REQUIRED WORK: Locate every line in the material below that has the word "History". Copy each of those lines.

Stored items from a collection
════
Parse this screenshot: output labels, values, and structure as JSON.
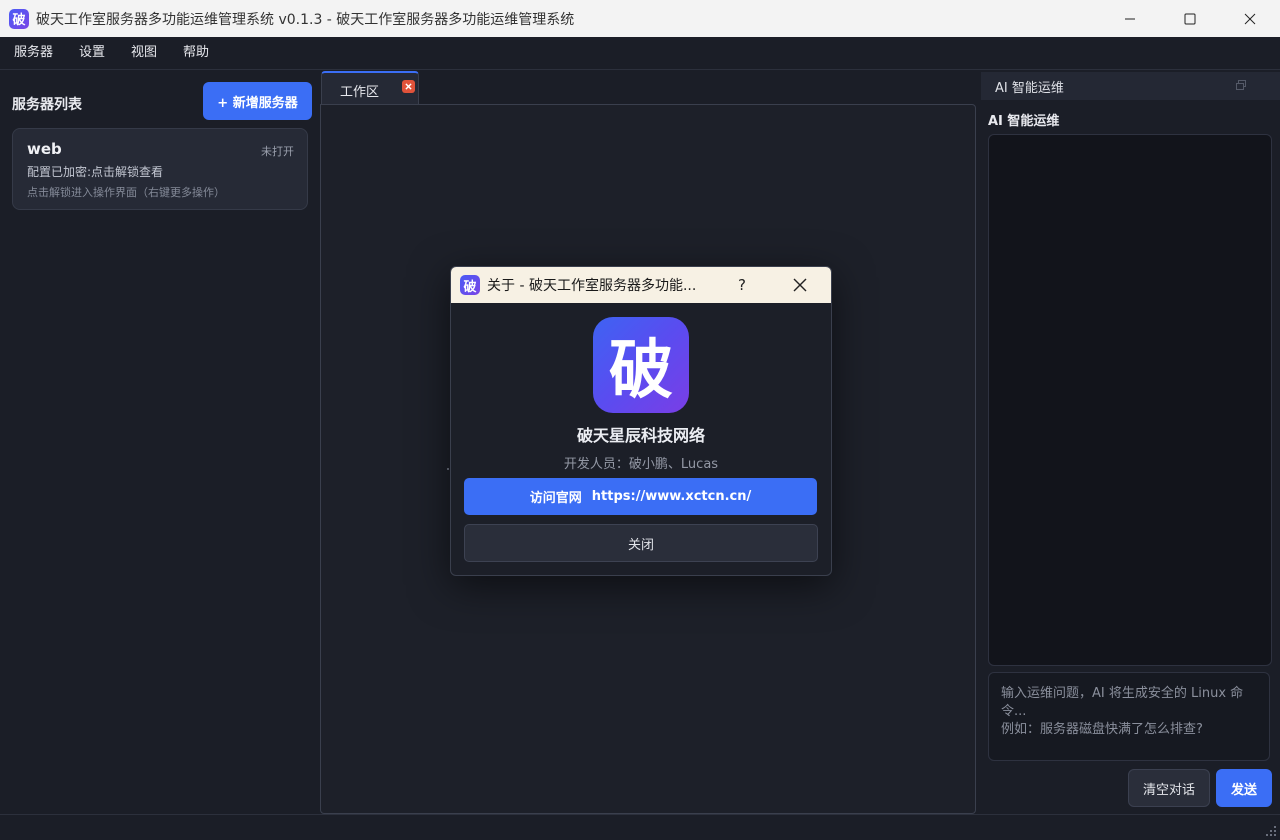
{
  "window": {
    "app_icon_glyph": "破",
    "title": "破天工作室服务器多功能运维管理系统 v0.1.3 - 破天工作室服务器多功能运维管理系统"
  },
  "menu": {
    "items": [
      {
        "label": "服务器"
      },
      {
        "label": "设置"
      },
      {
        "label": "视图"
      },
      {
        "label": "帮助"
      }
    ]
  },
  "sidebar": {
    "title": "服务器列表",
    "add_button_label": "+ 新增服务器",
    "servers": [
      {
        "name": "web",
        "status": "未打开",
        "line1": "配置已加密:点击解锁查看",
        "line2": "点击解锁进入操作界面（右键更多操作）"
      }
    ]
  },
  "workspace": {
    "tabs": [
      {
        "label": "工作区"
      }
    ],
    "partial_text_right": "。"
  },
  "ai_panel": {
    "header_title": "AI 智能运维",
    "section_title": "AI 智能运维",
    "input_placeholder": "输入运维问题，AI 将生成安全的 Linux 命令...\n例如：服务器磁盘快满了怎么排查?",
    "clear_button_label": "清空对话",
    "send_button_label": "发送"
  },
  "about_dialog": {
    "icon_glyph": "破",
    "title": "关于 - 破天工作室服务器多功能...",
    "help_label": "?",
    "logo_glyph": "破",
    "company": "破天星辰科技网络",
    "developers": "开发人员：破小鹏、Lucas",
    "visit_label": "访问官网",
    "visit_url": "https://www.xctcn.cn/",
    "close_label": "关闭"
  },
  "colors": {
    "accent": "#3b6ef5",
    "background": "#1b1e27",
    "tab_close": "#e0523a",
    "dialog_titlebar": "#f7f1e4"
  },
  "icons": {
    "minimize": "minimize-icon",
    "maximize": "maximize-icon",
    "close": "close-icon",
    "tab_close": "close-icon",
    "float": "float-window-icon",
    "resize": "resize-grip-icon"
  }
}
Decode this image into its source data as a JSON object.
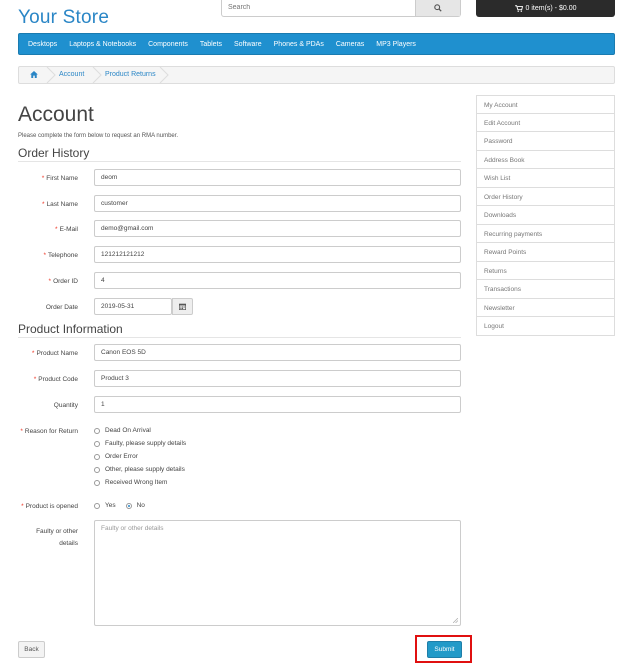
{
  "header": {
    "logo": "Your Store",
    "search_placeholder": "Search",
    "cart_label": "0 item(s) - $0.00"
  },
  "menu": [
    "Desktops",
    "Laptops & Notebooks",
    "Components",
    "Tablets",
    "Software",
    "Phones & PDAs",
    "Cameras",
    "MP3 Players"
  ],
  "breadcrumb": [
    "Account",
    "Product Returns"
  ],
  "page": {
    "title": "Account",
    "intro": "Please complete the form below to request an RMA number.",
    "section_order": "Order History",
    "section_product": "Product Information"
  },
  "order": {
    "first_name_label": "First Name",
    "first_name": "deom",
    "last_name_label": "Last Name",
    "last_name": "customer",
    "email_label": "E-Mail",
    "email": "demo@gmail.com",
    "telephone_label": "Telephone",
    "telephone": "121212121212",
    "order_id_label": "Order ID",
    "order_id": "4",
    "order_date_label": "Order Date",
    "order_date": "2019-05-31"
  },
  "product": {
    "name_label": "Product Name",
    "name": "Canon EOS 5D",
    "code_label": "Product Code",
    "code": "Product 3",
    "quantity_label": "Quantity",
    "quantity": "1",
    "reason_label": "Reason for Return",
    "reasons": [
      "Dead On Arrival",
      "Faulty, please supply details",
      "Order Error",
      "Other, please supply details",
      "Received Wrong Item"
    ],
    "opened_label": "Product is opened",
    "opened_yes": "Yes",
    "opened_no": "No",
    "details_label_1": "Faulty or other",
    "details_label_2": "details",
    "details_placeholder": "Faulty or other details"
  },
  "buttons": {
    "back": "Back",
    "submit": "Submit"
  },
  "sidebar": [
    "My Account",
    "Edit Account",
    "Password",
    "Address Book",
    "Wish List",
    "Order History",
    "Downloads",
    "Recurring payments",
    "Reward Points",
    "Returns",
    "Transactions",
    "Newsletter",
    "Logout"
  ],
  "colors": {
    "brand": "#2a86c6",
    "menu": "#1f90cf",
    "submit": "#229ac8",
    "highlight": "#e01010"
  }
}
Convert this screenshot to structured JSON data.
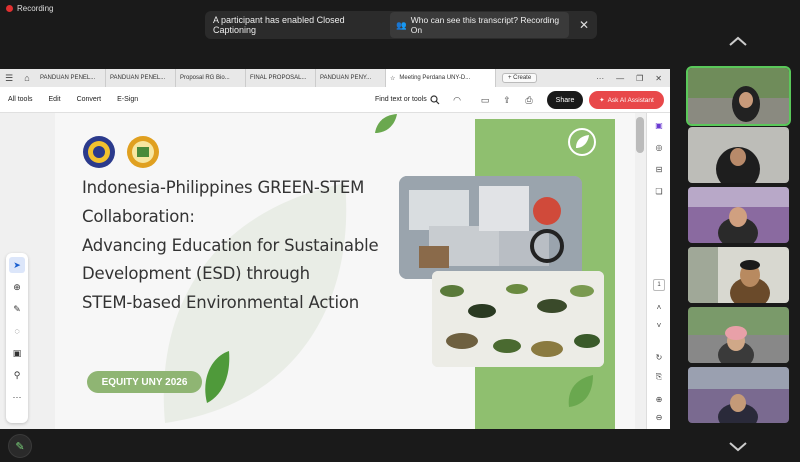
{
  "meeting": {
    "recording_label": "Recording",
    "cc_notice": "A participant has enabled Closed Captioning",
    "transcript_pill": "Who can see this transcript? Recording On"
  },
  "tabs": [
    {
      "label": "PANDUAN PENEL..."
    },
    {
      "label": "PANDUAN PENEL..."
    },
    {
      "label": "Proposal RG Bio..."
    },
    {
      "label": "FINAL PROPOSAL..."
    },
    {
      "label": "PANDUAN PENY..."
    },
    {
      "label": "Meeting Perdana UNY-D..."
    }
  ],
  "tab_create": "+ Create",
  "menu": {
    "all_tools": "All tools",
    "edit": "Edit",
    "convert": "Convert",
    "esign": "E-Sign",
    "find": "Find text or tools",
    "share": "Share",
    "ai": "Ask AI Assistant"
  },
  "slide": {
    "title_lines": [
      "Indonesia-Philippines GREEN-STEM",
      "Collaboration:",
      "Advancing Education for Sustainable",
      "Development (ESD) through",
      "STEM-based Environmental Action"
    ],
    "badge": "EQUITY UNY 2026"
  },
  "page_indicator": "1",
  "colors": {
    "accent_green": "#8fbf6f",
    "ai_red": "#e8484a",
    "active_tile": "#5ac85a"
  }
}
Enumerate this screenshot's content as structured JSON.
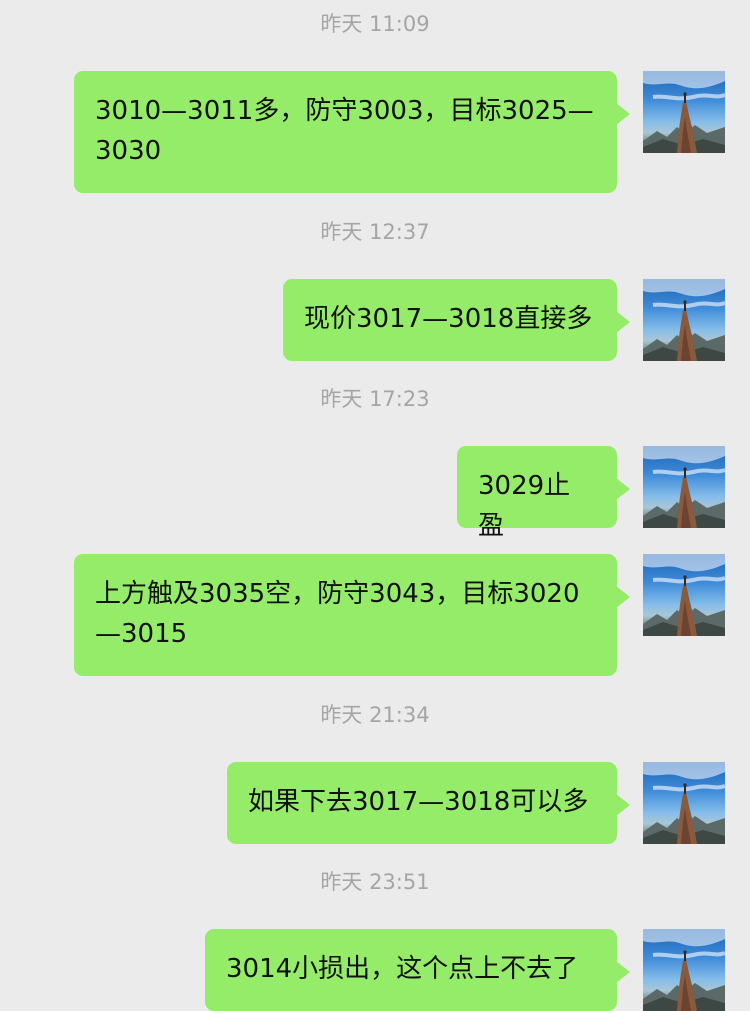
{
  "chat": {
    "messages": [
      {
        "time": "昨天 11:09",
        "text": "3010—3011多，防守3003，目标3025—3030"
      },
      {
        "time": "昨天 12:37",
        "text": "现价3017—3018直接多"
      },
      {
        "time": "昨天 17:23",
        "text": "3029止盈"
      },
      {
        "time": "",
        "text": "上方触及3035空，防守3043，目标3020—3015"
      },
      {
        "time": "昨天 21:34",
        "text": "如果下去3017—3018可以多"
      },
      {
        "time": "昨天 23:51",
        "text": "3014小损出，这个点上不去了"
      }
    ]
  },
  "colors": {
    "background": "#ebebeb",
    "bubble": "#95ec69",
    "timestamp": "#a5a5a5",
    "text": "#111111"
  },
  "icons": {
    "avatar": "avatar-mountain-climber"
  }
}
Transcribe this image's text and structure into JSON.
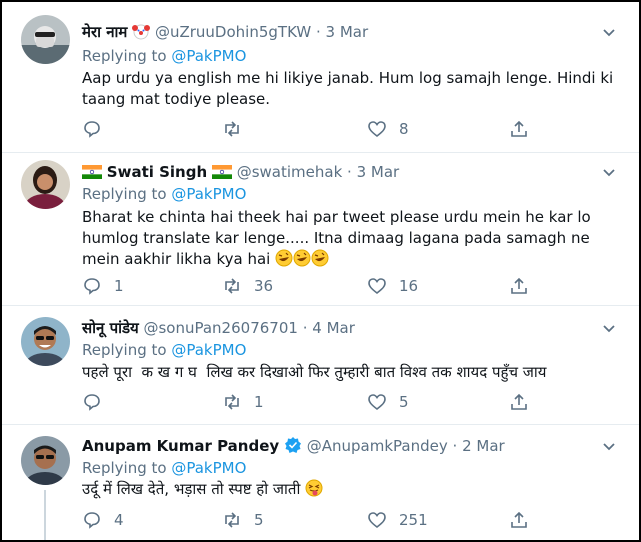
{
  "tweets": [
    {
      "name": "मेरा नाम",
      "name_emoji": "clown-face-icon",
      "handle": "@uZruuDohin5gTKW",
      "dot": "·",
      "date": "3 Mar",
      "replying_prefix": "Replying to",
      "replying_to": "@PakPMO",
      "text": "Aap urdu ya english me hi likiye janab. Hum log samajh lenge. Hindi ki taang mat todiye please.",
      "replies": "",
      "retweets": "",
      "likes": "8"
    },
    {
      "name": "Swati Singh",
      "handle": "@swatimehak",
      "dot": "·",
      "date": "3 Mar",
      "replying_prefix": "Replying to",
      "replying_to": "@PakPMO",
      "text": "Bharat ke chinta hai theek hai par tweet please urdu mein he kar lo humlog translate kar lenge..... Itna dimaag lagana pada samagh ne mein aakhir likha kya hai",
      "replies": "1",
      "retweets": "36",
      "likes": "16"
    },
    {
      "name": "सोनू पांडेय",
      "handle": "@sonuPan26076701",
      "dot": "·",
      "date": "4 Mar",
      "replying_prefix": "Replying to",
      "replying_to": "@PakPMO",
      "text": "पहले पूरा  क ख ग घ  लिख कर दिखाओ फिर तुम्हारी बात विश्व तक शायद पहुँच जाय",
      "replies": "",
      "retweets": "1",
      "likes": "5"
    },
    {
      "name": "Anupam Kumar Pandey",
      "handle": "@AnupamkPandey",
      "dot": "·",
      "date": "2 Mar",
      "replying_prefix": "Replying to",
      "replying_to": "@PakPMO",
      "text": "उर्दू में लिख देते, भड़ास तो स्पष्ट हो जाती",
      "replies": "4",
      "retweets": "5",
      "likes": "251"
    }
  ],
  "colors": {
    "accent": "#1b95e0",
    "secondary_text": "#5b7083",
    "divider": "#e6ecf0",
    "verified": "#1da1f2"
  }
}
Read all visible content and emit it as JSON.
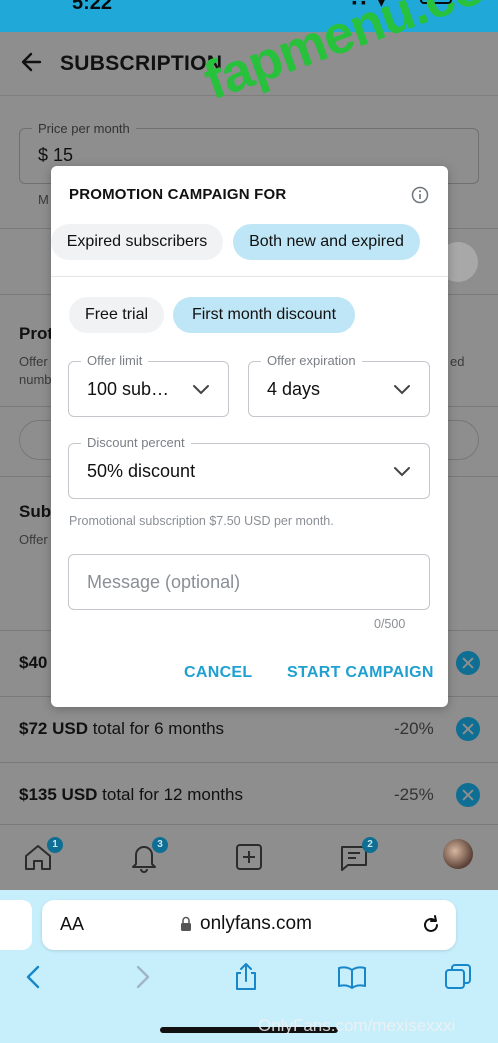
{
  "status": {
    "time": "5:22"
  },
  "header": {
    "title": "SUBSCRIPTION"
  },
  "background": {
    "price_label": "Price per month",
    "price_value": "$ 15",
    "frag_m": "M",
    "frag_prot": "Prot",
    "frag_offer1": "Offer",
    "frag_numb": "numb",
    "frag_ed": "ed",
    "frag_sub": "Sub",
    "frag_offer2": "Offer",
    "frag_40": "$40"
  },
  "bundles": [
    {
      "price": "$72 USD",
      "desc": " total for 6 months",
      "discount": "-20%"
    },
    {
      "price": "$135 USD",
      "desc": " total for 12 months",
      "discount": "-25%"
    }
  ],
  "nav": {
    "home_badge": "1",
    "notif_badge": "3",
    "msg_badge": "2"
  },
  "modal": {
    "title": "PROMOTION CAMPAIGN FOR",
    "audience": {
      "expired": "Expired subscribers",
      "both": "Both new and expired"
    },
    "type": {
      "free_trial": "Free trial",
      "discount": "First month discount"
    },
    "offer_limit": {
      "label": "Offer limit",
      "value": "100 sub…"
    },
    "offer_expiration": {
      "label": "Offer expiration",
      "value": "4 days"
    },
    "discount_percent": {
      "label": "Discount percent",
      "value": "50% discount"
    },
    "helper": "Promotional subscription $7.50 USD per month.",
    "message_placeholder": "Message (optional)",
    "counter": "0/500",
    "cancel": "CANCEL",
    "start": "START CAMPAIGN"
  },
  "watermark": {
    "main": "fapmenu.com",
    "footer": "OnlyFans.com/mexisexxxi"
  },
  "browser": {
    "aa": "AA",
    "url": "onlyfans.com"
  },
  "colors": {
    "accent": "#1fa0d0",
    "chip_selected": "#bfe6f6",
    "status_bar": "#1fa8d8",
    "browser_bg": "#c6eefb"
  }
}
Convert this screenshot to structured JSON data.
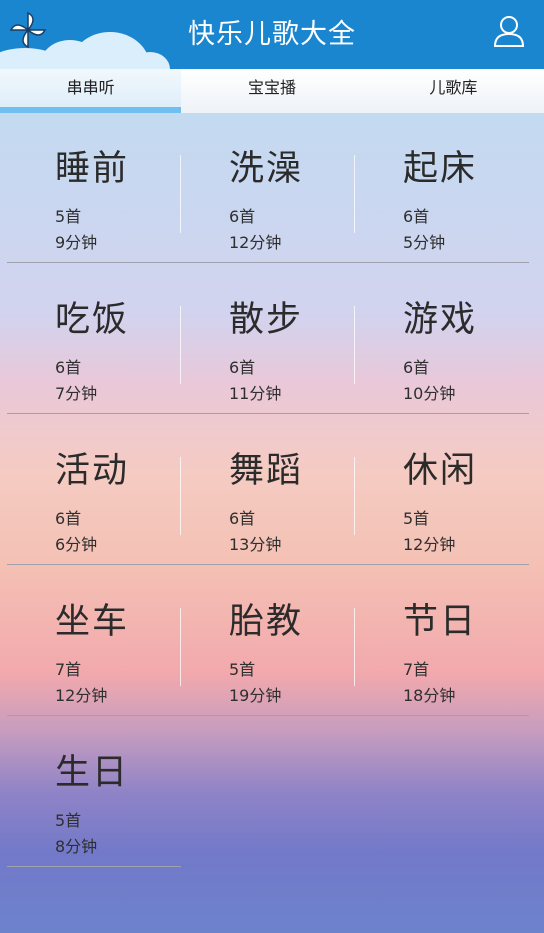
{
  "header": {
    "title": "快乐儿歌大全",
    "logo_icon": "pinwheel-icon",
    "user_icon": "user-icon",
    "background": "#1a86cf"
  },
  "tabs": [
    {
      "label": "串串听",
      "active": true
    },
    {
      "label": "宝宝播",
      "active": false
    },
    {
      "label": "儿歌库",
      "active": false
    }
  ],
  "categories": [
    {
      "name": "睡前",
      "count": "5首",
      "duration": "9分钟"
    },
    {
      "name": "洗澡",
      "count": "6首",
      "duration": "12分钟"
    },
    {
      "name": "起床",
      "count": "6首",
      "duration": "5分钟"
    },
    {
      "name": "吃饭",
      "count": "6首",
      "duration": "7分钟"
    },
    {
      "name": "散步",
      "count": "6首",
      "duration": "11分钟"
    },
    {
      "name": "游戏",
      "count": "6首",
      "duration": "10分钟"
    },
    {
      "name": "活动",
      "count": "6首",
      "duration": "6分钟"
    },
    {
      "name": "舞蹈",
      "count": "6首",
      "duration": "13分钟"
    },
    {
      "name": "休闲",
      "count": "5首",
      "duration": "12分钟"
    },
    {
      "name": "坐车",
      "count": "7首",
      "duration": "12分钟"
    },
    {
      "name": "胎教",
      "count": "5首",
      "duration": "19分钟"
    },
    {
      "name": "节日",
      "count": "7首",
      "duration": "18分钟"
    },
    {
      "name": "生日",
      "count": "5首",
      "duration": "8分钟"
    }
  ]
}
════
TASK RESULT:
    "section_order": "Order History",
    "Order History",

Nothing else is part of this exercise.